** Selected excerpt **

────

I can think of a method which for each subarray, check if (maximum - minimum + 1) equals the length of that subarray, if true, then it is a continuous subarray. Take the longest of all. But it is O(n^2) and can not deal with duplicates.
Can someone gives a better method?
Algorithm to solve original problem in O(n) without duplicates. Maybe, it helps someone to develop O(n) solution that deals with duplicates.
Input: [a1, a2, a3, ...]
Map original array as pair where 1st element is a value, and 2nd is index of array.
Array: [[a1, i1], [a2, i2], [a3, i3], ...]
Sort this array of pairs with some O(n) algorithm (e.g Counting Sort) for integer sorting by value.
We get some another array:
Array: [[a3, i3], [a2, i2], [a1, i1], ...]
where a3, a2, a1, ... are in sorted order.
Run loop through sorted array of pairs
In linear time we can detect consecutive groups of numbers a3, a2, a1. Consecutive group definition is next value = prev value + 1.
During that scan keep current group size (n), minimum value of index (min), and current sum of indices (actualSum).
On each step inside consecutive group we can estimate sum of indices, because they create arithmetic progression with first element min, step 1, and size of group seen so far n.
This sum estimate can be done in O(1) time using formula for arithmetic progression:
estimate sum = (a1 + an) * n / 2;
estimate sum = (min + min + (n - 1)) * n / 2;
estimate sum = min * n + n * (n - 1) / 2;
If on some loop step inside consecutive group estimate sum equals to actual sum, then seen so far consecutive group satisfy the conditions. Save n as current maximum result, or choose maximum between current maximum and n.
If on value elements we stop seeing consecutive group, then reset all values and do the same.
Code example: https://gist.github.com/mishadoff/5371821
See the array S in it's mathematical set definition :
S = Uj=0k (Ij)
Where the Ij are disjoint integer segments. You can design a specific interval tree (based on a Red-Black tree or a self-balancing tree that you like :) ) to store the array in this mathematical definitions. The node and tree structures should look like these :
struct node {
int d, u;
int count;
struct node *n_left, *n_right;
}
Here, d is the lesser bound of the integer segment and u, the upper bound. count is added to take care of possible duplicates in the array : when trying to insert an already existing element in the tree, instead of doing nothing, we will increment the count value of the node in which it is found.
struct root {
struct node *root;
}
The tree will only store disjoint nodes, thus, the insertion is a bit more complex than a classical Red-Black tree insertion. When inserting intervals, you must scans for potential overflows with already existing intervals. In your case, since you will only insert singletons this should not add too much overhead.

────

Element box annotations
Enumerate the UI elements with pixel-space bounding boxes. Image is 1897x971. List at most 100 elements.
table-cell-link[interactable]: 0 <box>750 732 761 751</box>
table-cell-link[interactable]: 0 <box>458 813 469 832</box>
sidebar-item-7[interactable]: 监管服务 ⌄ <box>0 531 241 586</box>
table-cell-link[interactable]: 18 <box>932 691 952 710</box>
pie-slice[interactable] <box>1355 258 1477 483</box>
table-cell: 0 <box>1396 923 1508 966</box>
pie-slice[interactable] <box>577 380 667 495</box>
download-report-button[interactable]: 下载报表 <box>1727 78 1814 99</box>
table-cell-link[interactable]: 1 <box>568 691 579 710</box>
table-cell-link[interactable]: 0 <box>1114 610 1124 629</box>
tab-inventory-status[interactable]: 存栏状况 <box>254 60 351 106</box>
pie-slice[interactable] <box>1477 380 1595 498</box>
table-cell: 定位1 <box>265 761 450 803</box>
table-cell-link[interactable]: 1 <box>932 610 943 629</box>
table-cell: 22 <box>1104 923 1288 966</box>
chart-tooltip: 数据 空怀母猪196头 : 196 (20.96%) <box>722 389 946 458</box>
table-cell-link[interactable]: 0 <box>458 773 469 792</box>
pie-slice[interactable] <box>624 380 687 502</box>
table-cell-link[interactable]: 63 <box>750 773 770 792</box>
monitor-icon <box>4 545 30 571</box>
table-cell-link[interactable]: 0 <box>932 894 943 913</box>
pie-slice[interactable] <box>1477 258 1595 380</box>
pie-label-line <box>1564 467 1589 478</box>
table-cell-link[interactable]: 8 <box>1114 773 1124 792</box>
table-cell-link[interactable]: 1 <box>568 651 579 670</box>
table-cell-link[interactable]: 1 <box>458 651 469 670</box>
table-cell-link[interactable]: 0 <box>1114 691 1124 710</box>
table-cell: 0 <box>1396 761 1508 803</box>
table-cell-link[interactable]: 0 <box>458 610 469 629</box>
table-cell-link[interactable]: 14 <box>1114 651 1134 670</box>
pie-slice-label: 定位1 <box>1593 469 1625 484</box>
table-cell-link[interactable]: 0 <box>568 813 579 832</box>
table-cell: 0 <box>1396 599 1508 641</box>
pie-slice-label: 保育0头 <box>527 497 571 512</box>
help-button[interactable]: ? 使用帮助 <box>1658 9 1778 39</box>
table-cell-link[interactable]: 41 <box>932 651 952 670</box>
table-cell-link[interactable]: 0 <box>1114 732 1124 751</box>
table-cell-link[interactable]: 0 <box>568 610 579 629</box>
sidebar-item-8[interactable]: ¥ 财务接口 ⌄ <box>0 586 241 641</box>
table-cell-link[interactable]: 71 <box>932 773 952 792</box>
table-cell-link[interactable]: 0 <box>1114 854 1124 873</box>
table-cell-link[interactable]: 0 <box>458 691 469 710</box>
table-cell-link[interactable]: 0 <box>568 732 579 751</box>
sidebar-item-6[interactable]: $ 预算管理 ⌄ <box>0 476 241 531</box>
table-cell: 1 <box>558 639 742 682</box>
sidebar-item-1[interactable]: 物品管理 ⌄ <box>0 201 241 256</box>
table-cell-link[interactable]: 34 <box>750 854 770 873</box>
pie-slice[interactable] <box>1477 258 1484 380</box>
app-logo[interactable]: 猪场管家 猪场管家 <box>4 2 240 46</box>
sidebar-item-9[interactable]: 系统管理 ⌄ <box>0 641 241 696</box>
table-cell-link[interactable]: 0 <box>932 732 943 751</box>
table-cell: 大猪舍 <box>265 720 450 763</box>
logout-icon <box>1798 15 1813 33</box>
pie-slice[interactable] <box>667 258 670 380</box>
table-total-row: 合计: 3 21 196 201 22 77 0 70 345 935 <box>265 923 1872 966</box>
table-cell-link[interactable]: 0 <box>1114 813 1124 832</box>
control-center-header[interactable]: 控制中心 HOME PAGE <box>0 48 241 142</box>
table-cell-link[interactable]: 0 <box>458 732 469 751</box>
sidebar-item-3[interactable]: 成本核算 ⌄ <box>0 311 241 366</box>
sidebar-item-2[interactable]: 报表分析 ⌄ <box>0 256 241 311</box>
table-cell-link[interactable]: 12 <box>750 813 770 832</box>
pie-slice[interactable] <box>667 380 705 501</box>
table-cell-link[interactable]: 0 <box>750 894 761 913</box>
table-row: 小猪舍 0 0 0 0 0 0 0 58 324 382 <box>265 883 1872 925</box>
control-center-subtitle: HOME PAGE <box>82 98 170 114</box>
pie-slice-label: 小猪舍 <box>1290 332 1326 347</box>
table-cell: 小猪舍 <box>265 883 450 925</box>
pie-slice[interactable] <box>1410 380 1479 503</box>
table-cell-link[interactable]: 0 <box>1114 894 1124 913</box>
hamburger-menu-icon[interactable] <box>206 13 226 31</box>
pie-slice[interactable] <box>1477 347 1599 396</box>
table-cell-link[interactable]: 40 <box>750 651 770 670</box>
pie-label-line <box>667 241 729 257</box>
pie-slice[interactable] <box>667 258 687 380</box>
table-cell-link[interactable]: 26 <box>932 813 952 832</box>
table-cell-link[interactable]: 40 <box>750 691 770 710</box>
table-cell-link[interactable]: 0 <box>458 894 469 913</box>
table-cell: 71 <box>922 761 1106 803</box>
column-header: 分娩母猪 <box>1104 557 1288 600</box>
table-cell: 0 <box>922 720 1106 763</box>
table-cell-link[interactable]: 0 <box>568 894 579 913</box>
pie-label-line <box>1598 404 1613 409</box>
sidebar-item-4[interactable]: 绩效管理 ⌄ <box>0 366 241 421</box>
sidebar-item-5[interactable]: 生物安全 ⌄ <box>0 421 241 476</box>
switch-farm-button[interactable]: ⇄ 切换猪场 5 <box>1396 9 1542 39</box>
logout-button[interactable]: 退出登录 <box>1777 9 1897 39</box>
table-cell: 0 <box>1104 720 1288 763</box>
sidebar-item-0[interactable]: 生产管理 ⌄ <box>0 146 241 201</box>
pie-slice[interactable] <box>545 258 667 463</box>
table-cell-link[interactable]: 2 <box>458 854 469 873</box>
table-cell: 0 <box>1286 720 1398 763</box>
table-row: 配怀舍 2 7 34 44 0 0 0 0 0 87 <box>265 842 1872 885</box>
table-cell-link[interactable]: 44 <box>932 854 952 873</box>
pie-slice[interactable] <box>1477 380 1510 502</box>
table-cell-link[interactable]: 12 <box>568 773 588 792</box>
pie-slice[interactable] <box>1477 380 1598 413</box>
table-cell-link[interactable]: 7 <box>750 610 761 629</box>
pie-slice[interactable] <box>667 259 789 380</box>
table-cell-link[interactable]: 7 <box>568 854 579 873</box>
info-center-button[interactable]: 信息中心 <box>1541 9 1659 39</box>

────

** What this exercise asks **
a – Name every field declared in struct node in the discussion of the longest continuous subarray.
b – Take the listing from its first line through the line with "table-cell: 0 <box>1396 923 1508 966</box>", and swap "interactable" for "clickable" in those lines. Give back only those lines, with everything else unchanged.
The listing is unrelated to the text.

** Solution set **
a – d, u, count, n_left, n_right

b –
Enumerate the UI elements with pixel-space bounding boxes. Image is 1897x971. List at most 100 elements.
table-cell-link[clickable]: 0 <box>750 732 761 751</box>
table-cell-link[clickable]: 0 <box>458 813 469 832</box>
sidebar-item-7[clickable]: 监管服务 ⌄ <box>0 531 241 586</box>
table-cell-link[clickable]: 18 <box>932 691 952 710</box>
pie-slice[clickable] <box>1355 258 1477 483</box>
table-cell: 0 <box>1396 923 1508 966</box>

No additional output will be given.